* **PASSAGE PROVIDED**
#####
Blog No. 178
The April event train continues with one more down and one to go. Saturday evening was Shadows of Thought. You may wonder what the heck that even means. Let me tell you. As Christian and I attempt to shatter records (including the most local events by authors or something) we decided that we should have another reading. Many of our events have been signings (or conventions which is a signing amongst many other people). The only time we’ve read (to that point) was at the launch. As it’s impossible for everyone to make every (or a specific) event, so having more than one makes sense. Plus, if people like it, they get more! That meant having another reading. At the time that Shadows of Thought was planned, we didn’t have anything for April. Thankfully (though resulting in a full schedule) we were invited to other fantastic events (last week’s Fogolar Flea Market and next week’s Essex reading).
With the bones of the event in place, we had to come up with the details. We didn’t have much other than that it was a reading and that we wanted to invite other people. Last time we had the tremendous Brendan Friel playing music, but we like to change things up. After deciding to invite some poets to round things out, we compiled a list and invited the readers. Thankfully, they all responded positively and we had the beginnings of a great reading. We had Melanie Janisse-Barlow, Christian Laforet, Joey Ouellette, Karen Rockwell, Vanessa Shields and me. A great, diverse, group.
Next on the agenda was to come up with a name so we could start advertising. Usually I revel in making titles and the like, but I had nothing. Nothing beyond the obvious at least. We sent the idea out to the other readers and received much the same. Eventually Christian came across a quote from an author he enjoys and Shadows of Thought was born. We needed a name and it sounded cool. Posters were printed and distributed, a facebook event was made, and I started practicing a reading for the big day.
#####
[Stored records]

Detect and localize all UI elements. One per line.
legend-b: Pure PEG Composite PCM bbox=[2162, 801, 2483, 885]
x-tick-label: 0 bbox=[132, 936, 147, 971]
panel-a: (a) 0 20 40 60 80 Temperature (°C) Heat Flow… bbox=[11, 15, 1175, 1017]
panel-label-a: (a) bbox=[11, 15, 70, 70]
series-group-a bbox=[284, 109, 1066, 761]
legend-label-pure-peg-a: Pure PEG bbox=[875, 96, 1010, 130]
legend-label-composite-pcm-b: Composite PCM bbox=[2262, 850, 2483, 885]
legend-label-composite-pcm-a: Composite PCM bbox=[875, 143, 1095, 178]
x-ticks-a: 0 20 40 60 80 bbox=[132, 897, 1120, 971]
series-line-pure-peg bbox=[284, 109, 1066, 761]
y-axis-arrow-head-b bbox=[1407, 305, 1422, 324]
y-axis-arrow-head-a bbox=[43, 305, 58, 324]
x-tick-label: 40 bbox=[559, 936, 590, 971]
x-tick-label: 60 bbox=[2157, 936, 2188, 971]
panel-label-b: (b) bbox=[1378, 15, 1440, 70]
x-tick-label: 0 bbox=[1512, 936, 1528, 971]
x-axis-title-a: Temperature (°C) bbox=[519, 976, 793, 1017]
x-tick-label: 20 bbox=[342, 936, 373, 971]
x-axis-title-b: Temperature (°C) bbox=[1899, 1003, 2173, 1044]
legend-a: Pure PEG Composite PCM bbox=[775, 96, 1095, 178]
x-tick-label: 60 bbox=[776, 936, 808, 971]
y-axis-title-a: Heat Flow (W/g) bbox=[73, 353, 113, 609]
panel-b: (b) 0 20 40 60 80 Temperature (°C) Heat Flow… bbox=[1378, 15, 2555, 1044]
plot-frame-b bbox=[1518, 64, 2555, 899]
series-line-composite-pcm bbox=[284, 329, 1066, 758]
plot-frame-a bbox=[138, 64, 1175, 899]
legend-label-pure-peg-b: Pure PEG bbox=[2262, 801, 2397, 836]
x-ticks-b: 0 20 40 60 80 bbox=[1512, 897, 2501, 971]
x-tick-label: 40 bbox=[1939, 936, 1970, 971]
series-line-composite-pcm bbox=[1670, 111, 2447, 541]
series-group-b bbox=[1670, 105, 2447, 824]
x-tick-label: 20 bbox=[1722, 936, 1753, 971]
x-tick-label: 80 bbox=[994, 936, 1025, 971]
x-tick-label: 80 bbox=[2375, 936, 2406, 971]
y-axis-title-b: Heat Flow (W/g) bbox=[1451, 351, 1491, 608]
#####
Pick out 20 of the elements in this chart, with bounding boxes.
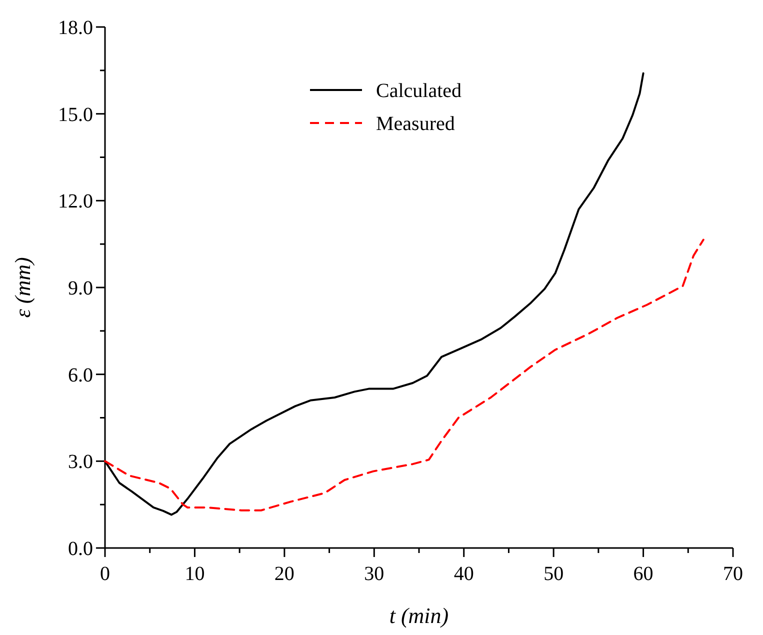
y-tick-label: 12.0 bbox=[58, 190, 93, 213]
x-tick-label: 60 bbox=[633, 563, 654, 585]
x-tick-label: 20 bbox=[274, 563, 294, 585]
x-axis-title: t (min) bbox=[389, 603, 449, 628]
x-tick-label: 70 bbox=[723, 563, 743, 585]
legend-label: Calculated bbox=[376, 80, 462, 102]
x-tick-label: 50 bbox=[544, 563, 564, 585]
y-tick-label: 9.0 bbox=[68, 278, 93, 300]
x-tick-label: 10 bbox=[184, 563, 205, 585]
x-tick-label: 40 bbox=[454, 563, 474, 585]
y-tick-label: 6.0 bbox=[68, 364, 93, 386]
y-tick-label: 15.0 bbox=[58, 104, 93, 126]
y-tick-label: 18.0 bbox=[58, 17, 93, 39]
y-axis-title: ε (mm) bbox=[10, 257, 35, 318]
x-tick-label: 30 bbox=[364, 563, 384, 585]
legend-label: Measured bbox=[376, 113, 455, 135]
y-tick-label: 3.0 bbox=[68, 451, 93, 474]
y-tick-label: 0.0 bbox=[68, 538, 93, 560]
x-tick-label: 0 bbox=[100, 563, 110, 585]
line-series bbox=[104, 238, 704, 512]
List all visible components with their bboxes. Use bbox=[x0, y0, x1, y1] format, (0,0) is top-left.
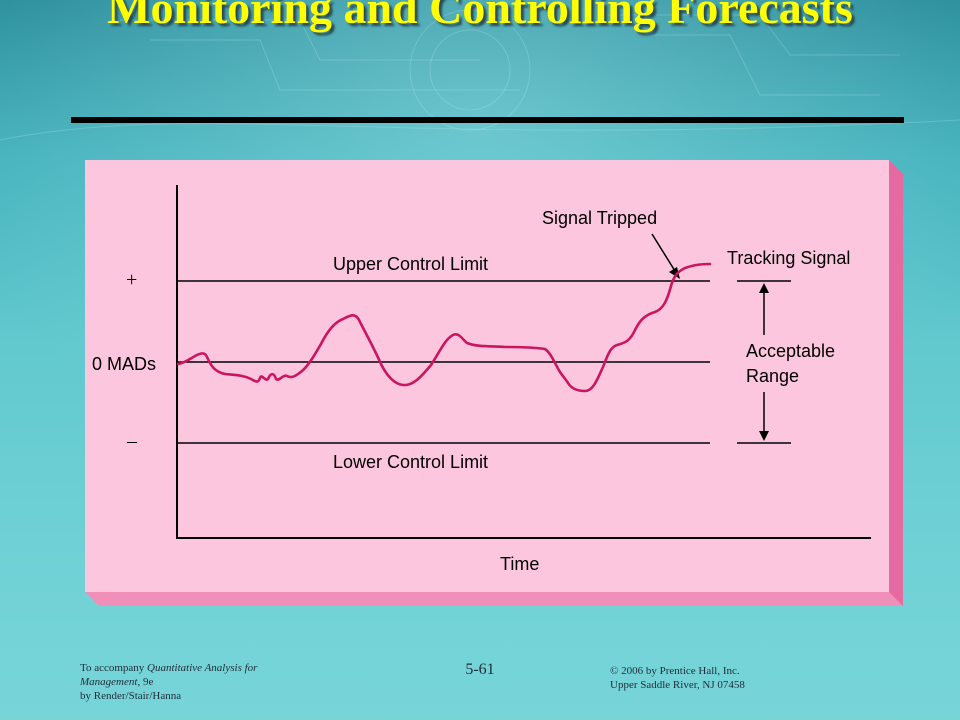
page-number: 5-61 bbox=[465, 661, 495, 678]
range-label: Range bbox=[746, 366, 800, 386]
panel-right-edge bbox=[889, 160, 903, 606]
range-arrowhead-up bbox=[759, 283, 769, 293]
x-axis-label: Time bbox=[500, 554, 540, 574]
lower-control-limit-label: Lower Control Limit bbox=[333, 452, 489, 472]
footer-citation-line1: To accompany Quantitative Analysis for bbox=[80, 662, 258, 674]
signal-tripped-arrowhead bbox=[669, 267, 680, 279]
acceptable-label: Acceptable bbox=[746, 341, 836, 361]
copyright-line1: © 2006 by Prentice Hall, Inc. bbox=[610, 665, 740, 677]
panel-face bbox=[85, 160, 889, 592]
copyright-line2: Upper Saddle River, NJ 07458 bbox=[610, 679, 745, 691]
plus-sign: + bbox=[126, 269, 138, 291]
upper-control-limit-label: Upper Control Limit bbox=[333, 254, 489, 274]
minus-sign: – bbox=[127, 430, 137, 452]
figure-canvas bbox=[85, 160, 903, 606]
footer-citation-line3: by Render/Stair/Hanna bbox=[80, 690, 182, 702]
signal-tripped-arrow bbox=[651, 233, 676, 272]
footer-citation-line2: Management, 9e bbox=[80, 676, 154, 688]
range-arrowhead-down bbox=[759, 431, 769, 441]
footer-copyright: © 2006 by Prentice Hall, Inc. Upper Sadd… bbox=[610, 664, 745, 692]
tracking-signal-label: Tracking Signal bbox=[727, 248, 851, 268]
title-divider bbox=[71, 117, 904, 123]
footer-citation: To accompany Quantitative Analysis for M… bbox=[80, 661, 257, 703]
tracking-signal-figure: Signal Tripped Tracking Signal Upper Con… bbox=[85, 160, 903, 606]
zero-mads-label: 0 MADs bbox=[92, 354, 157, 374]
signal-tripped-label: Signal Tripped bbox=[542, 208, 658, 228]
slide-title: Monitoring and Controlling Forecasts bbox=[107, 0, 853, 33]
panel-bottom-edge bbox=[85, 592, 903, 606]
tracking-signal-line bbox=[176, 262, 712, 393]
#####
* **WHAT YOU NEED TO DO**
(1) Answer these questions from the blog post:
(a) Who played music at the previous reading?
(b) Who came across the quote that gave Shadows of Thought its name?
(c) Which event took place the week before?
(2) Reproduce word for word the stretch of the blog post from "With the bones" through "great, diverse, group.".
(3) Carry on the blog post about the Shadows of Thought reading from the point where it stops.

* **TASK-BY-TASK ANSWERS**
(1)
(a) Brendan Friel
(b) Christian
(c) The Fogolar Flea Market

(2)
With the bones of the event in place, we had to come up with the details. We didn’t have much other than that it was a reading and that we wanted to invite other people. Last time we had the tremendous Brendan Friel playing music, but we like to change things up. After deciding to invite some poets to round things out, we compiled a list and invited the readers. Thankfully, they all responded positively and we had the beginnings of a great reading. We had Melanie Janisse-Barlow, Christian Laforet, Joey Ouellette, Karen Rockwell, Vanessa Shields and me. A great, diverse, group.

(3)
When the big day arrived, I felt unprepared. I think, since I did so much for the launch, doing anything less would result in the same feeling. I packed up my stuff (a task starting to come together with precision and finess) and drove to Phog. I was the second to arrive and nearly everything was ready to go. I made the final adjustments (setting up a table for our collective books and turning on the sound system) had a beer, and waited. The rest of the authors trickled in, bringing with them a few guests. The time for the event came and went, and the place was nearly empty. Even my parents (massive supporters of everything I’ve done) showed up late. Eventually the time came to start even with the small crowed, and we did. Others slipped in while we read, but in the end, it wasn’t as large a crowed as hoped.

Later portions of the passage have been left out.